** start Information supplied **
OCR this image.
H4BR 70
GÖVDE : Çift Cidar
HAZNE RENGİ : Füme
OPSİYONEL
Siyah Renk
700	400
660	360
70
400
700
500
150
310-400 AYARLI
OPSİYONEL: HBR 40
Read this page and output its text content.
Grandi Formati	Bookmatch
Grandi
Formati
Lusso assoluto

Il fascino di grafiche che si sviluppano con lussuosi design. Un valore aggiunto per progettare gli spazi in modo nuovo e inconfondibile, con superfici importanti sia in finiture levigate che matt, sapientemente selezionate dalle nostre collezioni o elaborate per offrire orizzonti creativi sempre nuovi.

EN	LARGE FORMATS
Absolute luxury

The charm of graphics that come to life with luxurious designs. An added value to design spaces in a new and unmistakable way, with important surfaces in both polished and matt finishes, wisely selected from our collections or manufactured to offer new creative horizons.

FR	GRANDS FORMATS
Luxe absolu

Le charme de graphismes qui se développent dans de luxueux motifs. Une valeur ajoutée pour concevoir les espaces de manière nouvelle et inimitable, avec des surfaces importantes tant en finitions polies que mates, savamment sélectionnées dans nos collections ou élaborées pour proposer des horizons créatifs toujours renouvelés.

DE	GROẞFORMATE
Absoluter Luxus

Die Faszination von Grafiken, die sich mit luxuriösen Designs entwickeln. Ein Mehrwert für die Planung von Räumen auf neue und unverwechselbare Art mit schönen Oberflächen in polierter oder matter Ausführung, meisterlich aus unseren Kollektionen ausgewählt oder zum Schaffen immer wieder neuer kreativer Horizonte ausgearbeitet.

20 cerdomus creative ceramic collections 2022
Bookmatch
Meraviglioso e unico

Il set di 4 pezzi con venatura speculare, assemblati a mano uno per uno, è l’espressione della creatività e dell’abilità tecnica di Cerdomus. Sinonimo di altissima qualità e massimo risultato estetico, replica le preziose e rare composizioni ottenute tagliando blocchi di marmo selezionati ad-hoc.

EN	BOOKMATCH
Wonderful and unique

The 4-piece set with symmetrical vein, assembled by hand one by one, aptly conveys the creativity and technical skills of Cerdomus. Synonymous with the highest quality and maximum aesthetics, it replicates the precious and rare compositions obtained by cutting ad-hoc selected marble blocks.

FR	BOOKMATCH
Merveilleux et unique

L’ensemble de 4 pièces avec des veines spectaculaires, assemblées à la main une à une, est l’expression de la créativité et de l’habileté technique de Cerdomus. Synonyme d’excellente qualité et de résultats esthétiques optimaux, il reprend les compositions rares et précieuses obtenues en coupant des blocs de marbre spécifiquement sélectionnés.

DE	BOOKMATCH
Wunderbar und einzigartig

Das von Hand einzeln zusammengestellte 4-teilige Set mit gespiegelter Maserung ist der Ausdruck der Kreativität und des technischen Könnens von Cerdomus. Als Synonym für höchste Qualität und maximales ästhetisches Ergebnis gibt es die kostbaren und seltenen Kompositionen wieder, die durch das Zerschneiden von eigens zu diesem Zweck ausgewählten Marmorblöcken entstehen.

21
** end Information supplied **
Count each line of the entries that holds the word "this", then state the total and nothing more.

Answer below -> 2